··· DATASET CONTENT

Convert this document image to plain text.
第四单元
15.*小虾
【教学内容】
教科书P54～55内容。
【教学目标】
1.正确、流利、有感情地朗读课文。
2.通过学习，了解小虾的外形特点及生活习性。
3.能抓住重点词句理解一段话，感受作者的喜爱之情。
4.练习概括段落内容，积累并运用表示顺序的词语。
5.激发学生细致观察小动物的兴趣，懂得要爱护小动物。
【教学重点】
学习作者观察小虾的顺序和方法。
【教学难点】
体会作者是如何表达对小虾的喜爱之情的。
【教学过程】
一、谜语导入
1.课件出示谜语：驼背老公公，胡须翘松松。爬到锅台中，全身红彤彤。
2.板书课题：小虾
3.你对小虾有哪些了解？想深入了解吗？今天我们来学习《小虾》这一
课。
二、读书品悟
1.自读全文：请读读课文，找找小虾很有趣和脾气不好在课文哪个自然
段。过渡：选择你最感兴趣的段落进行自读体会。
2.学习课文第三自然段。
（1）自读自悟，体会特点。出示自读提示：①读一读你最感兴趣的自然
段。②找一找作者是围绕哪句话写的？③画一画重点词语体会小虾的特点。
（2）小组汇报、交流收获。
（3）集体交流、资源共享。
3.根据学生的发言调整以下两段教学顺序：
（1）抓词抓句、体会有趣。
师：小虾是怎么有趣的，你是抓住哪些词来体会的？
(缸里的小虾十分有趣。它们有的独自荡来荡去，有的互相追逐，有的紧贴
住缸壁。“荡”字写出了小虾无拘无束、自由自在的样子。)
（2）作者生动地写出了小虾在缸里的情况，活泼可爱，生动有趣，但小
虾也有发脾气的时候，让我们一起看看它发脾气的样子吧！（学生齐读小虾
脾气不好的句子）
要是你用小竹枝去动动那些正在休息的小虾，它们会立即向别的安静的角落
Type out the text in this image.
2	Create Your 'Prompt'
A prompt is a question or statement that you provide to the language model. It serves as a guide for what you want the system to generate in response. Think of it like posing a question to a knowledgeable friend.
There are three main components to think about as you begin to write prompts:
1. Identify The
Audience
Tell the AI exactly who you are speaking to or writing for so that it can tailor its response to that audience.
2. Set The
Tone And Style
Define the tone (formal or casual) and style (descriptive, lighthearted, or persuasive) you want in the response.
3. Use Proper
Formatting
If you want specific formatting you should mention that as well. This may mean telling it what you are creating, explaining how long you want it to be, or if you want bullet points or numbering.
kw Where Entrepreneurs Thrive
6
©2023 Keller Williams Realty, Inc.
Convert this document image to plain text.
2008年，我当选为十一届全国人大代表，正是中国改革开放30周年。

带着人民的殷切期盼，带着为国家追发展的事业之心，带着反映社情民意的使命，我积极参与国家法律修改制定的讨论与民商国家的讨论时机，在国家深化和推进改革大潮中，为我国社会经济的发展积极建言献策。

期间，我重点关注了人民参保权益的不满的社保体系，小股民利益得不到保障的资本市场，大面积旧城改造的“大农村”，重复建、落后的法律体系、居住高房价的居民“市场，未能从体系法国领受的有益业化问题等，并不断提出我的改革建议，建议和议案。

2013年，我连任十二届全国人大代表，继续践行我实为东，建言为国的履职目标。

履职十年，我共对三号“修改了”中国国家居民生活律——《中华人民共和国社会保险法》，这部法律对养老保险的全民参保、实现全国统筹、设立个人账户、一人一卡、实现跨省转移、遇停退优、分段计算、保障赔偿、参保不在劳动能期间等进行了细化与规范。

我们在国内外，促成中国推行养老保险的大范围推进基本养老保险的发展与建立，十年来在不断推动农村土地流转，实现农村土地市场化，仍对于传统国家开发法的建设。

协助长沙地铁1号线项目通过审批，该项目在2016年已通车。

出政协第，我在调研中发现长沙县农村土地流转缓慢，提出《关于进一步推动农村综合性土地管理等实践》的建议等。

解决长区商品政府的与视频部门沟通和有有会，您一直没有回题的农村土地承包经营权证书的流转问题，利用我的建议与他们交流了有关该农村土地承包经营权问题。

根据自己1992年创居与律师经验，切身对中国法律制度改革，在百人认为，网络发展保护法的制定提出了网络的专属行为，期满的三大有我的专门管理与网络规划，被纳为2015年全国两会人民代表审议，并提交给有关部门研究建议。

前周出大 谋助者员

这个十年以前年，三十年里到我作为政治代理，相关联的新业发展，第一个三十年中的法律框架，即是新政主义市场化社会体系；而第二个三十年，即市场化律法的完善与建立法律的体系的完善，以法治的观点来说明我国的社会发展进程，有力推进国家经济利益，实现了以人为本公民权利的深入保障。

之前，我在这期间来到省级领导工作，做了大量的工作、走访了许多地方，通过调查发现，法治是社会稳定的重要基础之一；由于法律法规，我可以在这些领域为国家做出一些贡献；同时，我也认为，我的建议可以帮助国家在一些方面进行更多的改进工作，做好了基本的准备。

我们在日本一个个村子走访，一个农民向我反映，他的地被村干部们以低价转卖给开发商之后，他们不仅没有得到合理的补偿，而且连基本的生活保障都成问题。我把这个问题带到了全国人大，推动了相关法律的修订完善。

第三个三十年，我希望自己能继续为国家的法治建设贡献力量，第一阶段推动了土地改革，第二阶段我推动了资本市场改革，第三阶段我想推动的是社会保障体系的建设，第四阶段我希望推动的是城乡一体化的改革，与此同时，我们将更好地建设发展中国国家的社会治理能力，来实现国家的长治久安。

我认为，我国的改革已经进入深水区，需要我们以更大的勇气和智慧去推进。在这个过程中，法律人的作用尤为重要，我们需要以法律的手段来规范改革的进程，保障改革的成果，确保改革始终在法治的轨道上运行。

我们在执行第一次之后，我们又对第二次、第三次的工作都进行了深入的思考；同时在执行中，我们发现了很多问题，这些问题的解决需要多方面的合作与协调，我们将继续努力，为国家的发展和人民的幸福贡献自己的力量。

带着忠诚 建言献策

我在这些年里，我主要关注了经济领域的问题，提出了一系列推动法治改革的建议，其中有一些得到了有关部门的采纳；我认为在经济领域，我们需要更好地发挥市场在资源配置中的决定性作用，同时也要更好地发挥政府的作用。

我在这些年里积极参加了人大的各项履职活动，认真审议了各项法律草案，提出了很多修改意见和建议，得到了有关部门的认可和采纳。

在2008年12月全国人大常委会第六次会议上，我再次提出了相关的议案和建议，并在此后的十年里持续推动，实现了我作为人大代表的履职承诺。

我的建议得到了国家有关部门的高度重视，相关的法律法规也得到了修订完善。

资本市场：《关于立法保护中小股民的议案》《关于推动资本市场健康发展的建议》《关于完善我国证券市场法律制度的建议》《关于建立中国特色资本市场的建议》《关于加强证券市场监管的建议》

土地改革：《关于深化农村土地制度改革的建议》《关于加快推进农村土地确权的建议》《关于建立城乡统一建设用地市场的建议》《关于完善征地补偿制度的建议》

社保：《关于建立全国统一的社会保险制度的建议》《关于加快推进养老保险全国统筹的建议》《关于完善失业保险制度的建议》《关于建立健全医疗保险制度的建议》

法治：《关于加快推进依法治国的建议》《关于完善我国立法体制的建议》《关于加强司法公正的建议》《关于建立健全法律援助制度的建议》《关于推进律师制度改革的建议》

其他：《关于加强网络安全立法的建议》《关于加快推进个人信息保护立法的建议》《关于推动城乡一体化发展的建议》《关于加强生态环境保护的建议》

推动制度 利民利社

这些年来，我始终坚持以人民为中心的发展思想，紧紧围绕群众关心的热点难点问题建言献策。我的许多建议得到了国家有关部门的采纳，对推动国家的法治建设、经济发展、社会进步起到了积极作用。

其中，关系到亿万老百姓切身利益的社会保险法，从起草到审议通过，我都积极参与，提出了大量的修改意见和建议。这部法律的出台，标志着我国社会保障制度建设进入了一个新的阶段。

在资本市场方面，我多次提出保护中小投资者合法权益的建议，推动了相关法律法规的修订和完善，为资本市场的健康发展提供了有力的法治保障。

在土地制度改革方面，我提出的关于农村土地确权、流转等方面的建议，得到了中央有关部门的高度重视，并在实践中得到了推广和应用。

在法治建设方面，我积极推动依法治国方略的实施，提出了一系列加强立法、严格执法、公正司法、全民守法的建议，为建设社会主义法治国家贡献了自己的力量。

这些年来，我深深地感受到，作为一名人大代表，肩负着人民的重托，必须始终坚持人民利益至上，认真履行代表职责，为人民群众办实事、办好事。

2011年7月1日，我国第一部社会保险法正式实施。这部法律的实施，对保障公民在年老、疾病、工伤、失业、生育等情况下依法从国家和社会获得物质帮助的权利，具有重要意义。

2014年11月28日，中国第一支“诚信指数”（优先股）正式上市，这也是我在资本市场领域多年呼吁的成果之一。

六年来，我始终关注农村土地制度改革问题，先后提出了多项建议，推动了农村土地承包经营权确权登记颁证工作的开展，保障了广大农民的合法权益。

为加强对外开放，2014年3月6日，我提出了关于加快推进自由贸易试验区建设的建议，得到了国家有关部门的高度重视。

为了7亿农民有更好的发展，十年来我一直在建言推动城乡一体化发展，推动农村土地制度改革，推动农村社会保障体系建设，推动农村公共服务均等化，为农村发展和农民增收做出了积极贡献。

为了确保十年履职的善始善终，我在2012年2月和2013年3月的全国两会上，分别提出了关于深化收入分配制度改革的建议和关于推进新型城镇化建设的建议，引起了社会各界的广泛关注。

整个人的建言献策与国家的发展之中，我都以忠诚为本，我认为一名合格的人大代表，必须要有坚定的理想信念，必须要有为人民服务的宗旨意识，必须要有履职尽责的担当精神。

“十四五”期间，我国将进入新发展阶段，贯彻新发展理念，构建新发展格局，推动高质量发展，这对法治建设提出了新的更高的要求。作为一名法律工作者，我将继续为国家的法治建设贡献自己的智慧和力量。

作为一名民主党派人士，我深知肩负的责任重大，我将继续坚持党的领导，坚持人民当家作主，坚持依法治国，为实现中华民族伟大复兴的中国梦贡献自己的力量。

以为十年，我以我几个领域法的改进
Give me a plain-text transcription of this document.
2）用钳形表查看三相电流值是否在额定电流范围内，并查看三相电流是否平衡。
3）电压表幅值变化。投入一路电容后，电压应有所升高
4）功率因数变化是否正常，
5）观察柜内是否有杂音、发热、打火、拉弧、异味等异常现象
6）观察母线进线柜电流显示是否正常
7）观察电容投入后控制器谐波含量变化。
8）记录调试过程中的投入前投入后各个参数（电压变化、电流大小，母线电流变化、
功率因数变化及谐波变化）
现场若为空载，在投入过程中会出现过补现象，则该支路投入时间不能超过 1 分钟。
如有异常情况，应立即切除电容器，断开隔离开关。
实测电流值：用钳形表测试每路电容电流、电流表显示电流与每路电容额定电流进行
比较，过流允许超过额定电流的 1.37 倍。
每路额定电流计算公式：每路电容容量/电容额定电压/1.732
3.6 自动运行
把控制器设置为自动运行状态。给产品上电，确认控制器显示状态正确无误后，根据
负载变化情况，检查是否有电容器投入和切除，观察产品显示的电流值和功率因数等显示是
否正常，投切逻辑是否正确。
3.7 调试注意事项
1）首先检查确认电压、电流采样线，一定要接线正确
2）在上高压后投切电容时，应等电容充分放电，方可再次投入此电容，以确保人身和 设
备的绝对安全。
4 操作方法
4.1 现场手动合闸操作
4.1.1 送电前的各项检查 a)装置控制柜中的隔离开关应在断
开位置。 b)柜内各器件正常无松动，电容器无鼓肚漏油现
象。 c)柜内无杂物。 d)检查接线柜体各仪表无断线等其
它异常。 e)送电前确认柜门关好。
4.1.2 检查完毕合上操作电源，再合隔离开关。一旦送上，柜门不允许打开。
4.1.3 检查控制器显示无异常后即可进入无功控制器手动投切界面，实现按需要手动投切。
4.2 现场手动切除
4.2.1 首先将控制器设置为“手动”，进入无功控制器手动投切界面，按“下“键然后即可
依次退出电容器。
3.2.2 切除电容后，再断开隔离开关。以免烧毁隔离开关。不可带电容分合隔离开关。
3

······

▸ YOUR OBJECTIVE: Reproduce the lines of the entries above exactly, but only from the line containing "Give me a plain-text" through the final line.

▸ TASK RESPONSE:
Give me a plain-text transcription of this document.
2）用钳形表查看三相电流值是否在额定电流范围内，并查看三相电流是否平衡。
3）电压表幅值变化。投入一路电容后，电压应有所升高
4）功率因数变化是否正常，
5）观察柜内是否有杂音、发热、打火、拉弧、异味等异常现象
6）观察母线进线柜电流显示是否正常
7）观察电容投入后控制器谐波含量变化。
8）记录调试过程中的投入前投入后各个参数（电压变化、电流大小，母线电流变化、
功率因数变化及谐波变化）
现场若为空载，在投入过程中会出现过补现象，则该支路投入时间不能超过 1 分钟。
如有异常情况，应立即切除电容器，断开隔离开关。
实测电流值：用钳形表测试每路电容电流、电流表显示电流与每路电容额定电流进行
比较，过流允许超过额定电流的 1.37 倍。
每路额定电流计算公式：每路电容容量/电容额定电压/1.732
3.6 自动运行
把控制器设置为自动运行状态。给产品上电，确认控制器显示状态正确无误后，根据
负载变化情况，检查是否有电容器投入和切除，观察产品显示的电流值和功率因数等显示是
否正常，投切逻辑是否正确。
3.7 调试注意事项
1）首先检查确认电压、电流采样线，一定要接线正确
2）在上高压后投切电容时，应等电容充分放电，方可再次投入此电容，以确保人身和 设
备的绝对安全。
4 操作方法
4.1 现场手动合闸操作
4.1.1 送电前的各项检查 a)装置控制柜中的隔离开关应在断
开位置。 b)柜内各器件正常无松动，电容器无鼓肚漏油现
象。 c)柜内无杂物。 d)检查接线柜体各仪表无断线等其
它异常。 e)送电前确认柜门关好。
4.1.2 检查完毕合上操作电源，再合隔离开关。一旦送上，柜门不允许打开。
4.1.3 检查控制器显示无异常后即可进入无功控制器手动投切界面，实现按需要手动投切。
4.2 现场手动切除
4.2.1 首先将控制器设置为“手动”，进入无功控制器手动投切界面，按“下“键然后即可
依次退出电容器。
3.2.2 切除电容后，再断开隔离开关。以免烧毁隔离开关。不可带电容分合隔离开关。
3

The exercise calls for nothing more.